▸ Set problem
Wherever "this" appears in a line, copy that line.

※

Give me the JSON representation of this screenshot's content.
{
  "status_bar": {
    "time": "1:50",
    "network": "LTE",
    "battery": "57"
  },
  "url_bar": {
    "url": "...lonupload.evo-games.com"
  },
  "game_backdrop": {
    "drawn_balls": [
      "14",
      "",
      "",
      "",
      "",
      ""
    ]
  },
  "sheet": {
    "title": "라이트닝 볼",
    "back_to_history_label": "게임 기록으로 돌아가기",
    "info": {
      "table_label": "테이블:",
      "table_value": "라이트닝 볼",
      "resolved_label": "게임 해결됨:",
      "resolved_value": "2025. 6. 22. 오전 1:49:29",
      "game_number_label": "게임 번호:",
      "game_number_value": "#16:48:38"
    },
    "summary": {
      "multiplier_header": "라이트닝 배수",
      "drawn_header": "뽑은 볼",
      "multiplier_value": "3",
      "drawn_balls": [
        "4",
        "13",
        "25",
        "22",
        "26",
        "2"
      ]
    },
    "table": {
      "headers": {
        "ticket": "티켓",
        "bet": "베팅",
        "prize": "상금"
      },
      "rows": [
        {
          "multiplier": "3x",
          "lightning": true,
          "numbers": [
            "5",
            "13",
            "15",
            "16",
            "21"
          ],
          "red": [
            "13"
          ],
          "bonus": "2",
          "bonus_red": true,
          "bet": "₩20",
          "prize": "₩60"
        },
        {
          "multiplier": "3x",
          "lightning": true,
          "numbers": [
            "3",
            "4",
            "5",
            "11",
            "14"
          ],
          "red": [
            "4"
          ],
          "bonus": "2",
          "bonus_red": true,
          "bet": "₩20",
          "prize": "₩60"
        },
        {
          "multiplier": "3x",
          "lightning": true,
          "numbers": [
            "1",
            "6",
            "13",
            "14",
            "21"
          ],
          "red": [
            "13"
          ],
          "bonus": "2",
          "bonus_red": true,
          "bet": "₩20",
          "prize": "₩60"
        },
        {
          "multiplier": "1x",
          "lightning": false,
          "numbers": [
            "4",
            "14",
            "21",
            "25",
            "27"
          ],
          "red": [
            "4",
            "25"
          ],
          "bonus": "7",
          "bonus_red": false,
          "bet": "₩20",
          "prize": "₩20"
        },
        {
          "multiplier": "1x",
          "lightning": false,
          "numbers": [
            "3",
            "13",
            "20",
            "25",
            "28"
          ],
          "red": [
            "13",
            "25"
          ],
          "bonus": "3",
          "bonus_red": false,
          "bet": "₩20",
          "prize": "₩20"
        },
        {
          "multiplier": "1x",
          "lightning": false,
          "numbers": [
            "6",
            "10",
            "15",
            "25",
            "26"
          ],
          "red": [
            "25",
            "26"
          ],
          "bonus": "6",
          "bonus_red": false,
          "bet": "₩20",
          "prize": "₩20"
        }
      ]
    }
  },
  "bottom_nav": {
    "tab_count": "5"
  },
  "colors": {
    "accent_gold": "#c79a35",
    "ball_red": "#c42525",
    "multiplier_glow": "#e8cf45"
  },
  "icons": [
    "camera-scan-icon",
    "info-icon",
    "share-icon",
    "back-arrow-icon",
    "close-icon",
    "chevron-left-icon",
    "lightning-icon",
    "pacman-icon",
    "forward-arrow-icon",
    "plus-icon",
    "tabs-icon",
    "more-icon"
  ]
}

※

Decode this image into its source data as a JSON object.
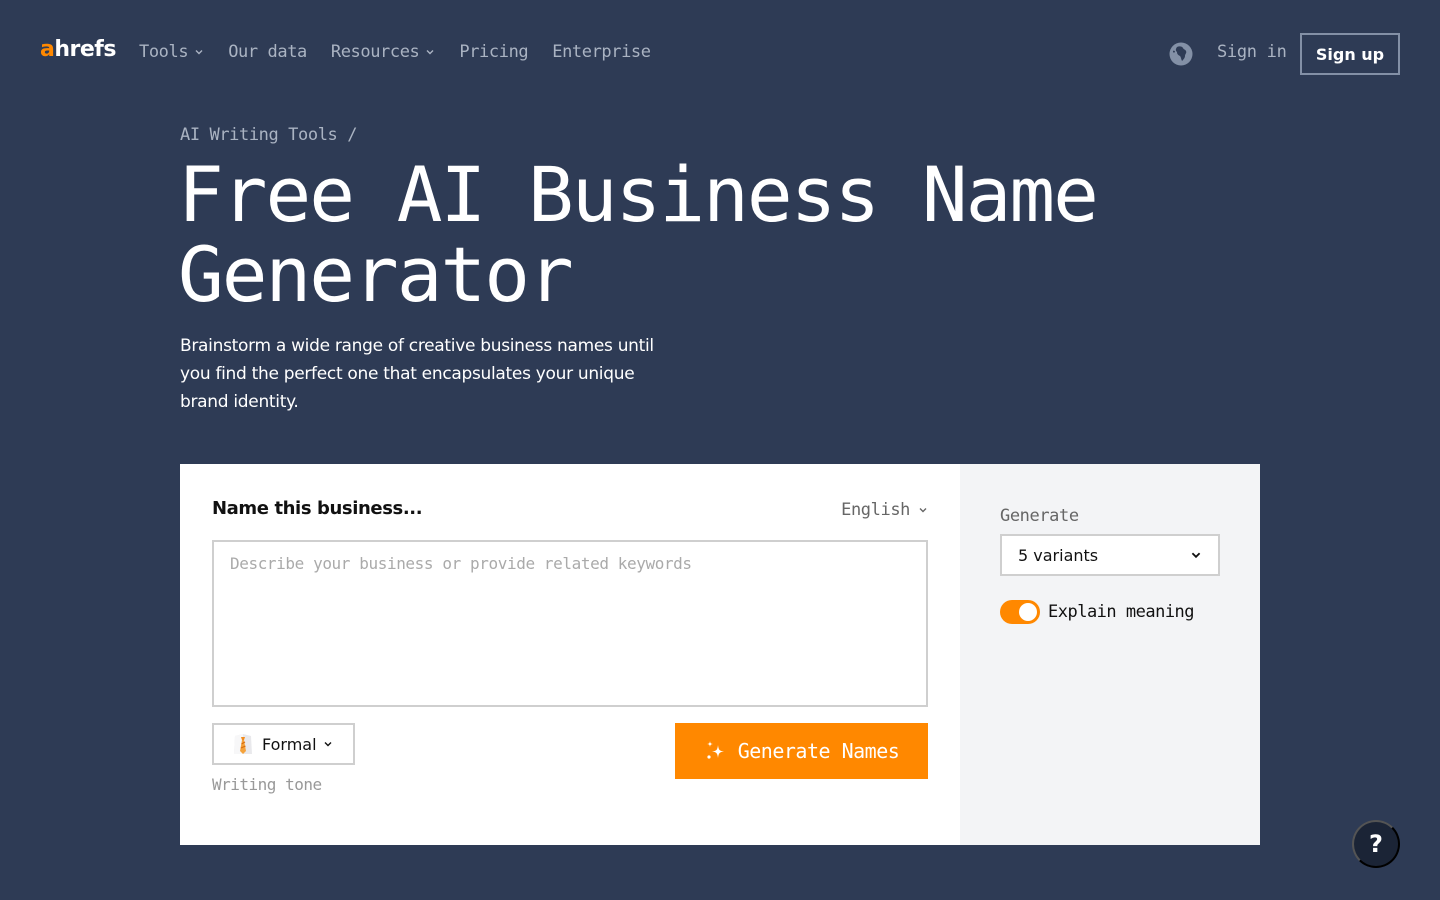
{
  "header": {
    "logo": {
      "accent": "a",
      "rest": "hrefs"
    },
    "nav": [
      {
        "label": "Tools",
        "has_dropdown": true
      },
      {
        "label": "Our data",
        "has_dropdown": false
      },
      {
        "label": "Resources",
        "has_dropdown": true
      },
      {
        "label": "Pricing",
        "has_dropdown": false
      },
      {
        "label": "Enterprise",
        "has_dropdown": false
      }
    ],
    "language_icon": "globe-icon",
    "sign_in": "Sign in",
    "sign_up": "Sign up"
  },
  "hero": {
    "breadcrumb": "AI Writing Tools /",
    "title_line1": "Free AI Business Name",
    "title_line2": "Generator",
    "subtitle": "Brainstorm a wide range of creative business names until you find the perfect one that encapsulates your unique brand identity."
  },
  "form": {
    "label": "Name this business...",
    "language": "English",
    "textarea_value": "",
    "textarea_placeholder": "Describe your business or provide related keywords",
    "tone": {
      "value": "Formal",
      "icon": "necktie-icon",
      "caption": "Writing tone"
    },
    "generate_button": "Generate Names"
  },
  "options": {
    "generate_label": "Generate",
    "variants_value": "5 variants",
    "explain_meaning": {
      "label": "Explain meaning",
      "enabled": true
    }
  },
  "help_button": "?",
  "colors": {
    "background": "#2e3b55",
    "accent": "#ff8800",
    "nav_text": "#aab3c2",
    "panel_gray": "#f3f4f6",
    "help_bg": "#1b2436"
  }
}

※

▸ Response
Give me the JSON representation of this screenshot's content.
Decode this image into its source data as a JSON object.
    "label": "Name this business...",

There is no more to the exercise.